[Begin Supplied material]

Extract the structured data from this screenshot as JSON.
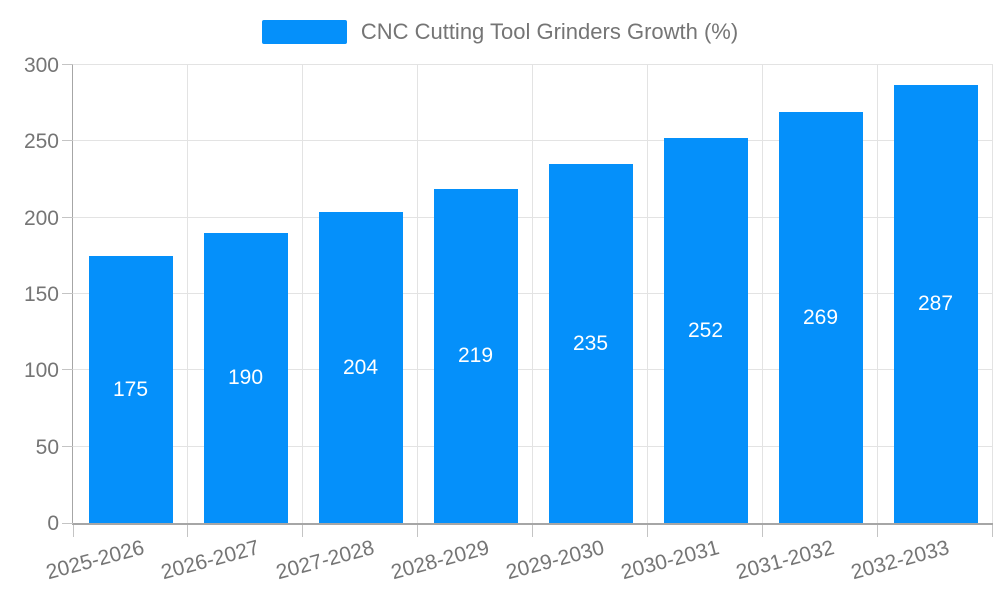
{
  "chart_data": {
    "type": "bar",
    "title": "CNC Cutting Tool Grinders Growth (%)",
    "legend": {
      "label": "CNC Cutting Tool Grinders Growth (%)",
      "position": "top-center"
    },
    "categories": [
      "2025-2026",
      "2026-2027",
      "2027-2028",
      "2028-2029",
      "2029-2030",
      "2030-2031",
      "2031-2032",
      "2032-2033"
    ],
    "values": [
      175,
      190,
      204,
      219,
      235,
      252,
      269,
      287
    ],
    "xlabel": "",
    "ylabel": "",
    "ylim": [
      0,
      300
    ],
    "yticks": [
      0,
      50,
      100,
      150,
      200,
      250,
      300
    ],
    "grid": true,
    "legend_position": "top",
    "x_label_rotation_deg": -15,
    "colors": {
      "bar": "#0590fa",
      "bar_value_text": "#ffffff",
      "axis_line": "#a6a6a6",
      "gridline": "#e3e3e3",
      "tick": "#c4c4c4",
      "axis_text": "#757575",
      "background": "#ffffff"
    }
  }
}
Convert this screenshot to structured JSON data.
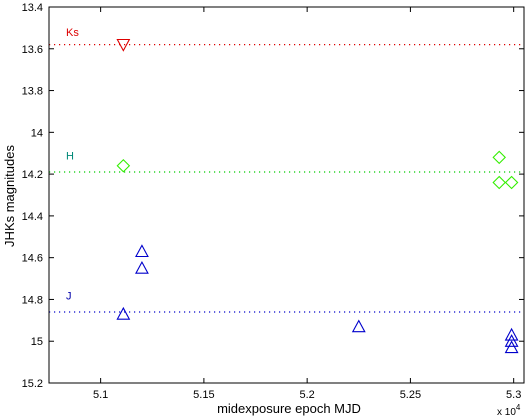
{
  "chart_data": {
    "type": "scatter",
    "title": "",
    "xlabel": "midexposure epoch MJD",
    "ylabel": "JHKs magnitudes",
    "x_multiplier_label": "x 10",
    "x_multiplier_exponent": "4",
    "xlim": [
      5.075,
      5.305
    ],
    "ylim": [
      15.2,
      13.4
    ],
    "y_inverted": true,
    "grid": false,
    "x_ticks": [
      5.1,
      5.15,
      5.2,
      5.25,
      5.3
    ],
    "x_tick_labels": [
      "5.1",
      "5.15",
      "5.2",
      "5.25",
      "5.3"
    ],
    "y_ticks": [
      13.4,
      13.6,
      13.8,
      14,
      14.2,
      14.4,
      14.6,
      14.8,
      15,
      15.2
    ],
    "y_tick_labels": [
      "13.4",
      "13.6",
      "13.8",
      "14",
      "14.2",
      "14.4",
      "14.6",
      "14.8",
      "15",
      "15.2"
    ],
    "reference_lines": [
      {
        "band": "Ks",
        "y": 13.58,
        "color": "#dd0000"
      },
      {
        "band": "H",
        "y": 14.19,
        "color": "#00cc00"
      },
      {
        "band": "J",
        "y": 14.86,
        "color": "#0000cc"
      }
    ],
    "series": [
      {
        "name": "Ks",
        "marker": "triangle-down",
        "color": "#dd0000",
        "x": [
          5.111
        ],
        "y": [
          13.58
        ]
      },
      {
        "name": "H",
        "marker": "diamond",
        "color": "#33ee00",
        "x": [
          5.111,
          5.293,
          5.293,
          5.299
        ],
        "y": [
          14.16,
          14.12,
          14.24,
          14.24
        ]
      },
      {
        "name": "J",
        "marker": "triangle-up",
        "color": "#0000cc",
        "x": [
          5.111,
          5.12,
          5.12,
          5.225,
          5.299,
          5.299,
          5.299
        ],
        "y": [
          14.87,
          14.57,
          14.65,
          14.93,
          14.97,
          15.0,
          15.03
        ]
      }
    ],
    "band_labels": [
      {
        "text": "Ks",
        "color": "#dd0000",
        "y": 13.52
      },
      {
        "text": "H",
        "color": "#008877",
        "y": 14.11
      },
      {
        "text": "J",
        "color": "#0000aa",
        "y": 14.78
      }
    ]
  }
}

[End Supplied material]

Given problem:
Repeat all of the records verbatim, leaving out the pictures.

Complete output:
Extract the structured data from this screenshot as JSON.
{
  "chart_data": {
    "type": "bar",
    "title": "CNC Cutting Tool Grinders Growth (%)",
    "legend": {
      "label": "CNC Cutting Tool Grinders Growth (%)",
      "position": "top-center"
    },
    "categories": [
      "2025-2026",
      "2026-2027",
      "2027-2028",
      "2028-2029",
      "2029-2030",
      "2030-2031",
      "2031-2032",
      "2032-2033"
    ],
    "values": [
      175,
      190,
      204,
      219,
      235,
      252,
      269,
      287
    ],
    "xlabel": "",
    "ylabel": "",
    "ylim": [
      0,
      300
    ],
    "yticks": [
      0,
      50,
      100,
      150,
      200,
      250,
      300
    ],
    "grid": true,
    "legend_position": "top",
    "x_label_rotation_deg": -15,
    "colors": {
      "bar": "#0590fa",
      "bar_value_text": "#ffffff",
      "axis_line": "#a6a6a6",
      "gridline": "#e3e3e3",
      "tick": "#c4c4c4",
      "axis_text": "#757575",
      "background": "#ffffff"
    }
  }
}
Convert this screenshot to structured JSON data.
{
  "chart_data": {
    "type": "scatter",
    "title": "",
    "xlabel": "midexposure epoch MJD",
    "ylabel": "JHKs magnitudes",
    "x_multiplier_label": "x 10",
    "x_multiplier_exponent": "4",
    "xlim": [
      5.075,
      5.305
    ],
    "ylim": [
      15.2,
      13.4
    ],
    "y_inverted": true,
    "grid": false,
    "x_ticks": [
      5.1,
      5.15,
      5.2,
      5.25,
      5.3
    ],
    "x_tick_labels": [
      "5.1",
      "5.15",
      "5.2",
      "5.25",
      "5.3"
    ],
    "y_ticks": [
      13.4,
      13.6,
      13.8,
      14,
      14.2,
      14.4,
      14.6,
      14.8,
      15,
      15.2
    ],
    "y_tick_labels": [
      "13.4",
      "13.6",
      "13.8",
      "14",
      "14.2",
      "14.4",
      "14.6",
      "14.8",
      "15",
      "15.2"
    ],
    "reference_lines": [
      {
        "band": "Ks",
        "y": 13.58,
        "color": "#dd0000"
      },
      {
        "band": "H",
        "y": 14.19,
        "color": "#00cc00"
      },
      {
        "band": "J",
        "y": 14.86,
        "color": "#0000cc"
      }
    ],
    "series": [
      {
        "name": "Ks",
        "marker": "triangle-down",
        "color": "#dd0000",
        "x": [
          5.111
        ],
        "y": [
          13.58
        ]
      },
      {
        "name": "H",
        "marker": "diamond",
        "color": "#33ee00",
        "x": [
          5.111,
          5.293,
          5.293,
          5.299
        ],
        "y": [
          14.16,
          14.12,
          14.24,
          14.24
        ]
      },
      {
        "name": "J",
        "marker": "triangle-up",
        "color": "#0000cc",
        "x": [
          5.111,
          5.12,
          5.12,
          5.225,
          5.299,
          5.299,
          5.299
        ],
        "y": [
          14.87,
          14.57,
          14.65,
          14.93,
          14.97,
          15.0,
          15.03
        ]
      }
    ],
    "band_labels": [
      {
        "text": "Ks",
        "color": "#dd0000",
        "y": 13.52
      },
      {
        "text": "H",
        "color": "#008877",
        "y": 14.11
      },
      {
        "text": "J",
        "color": "#0000aa",
        "y": 14.78
      }
    ]
  }
}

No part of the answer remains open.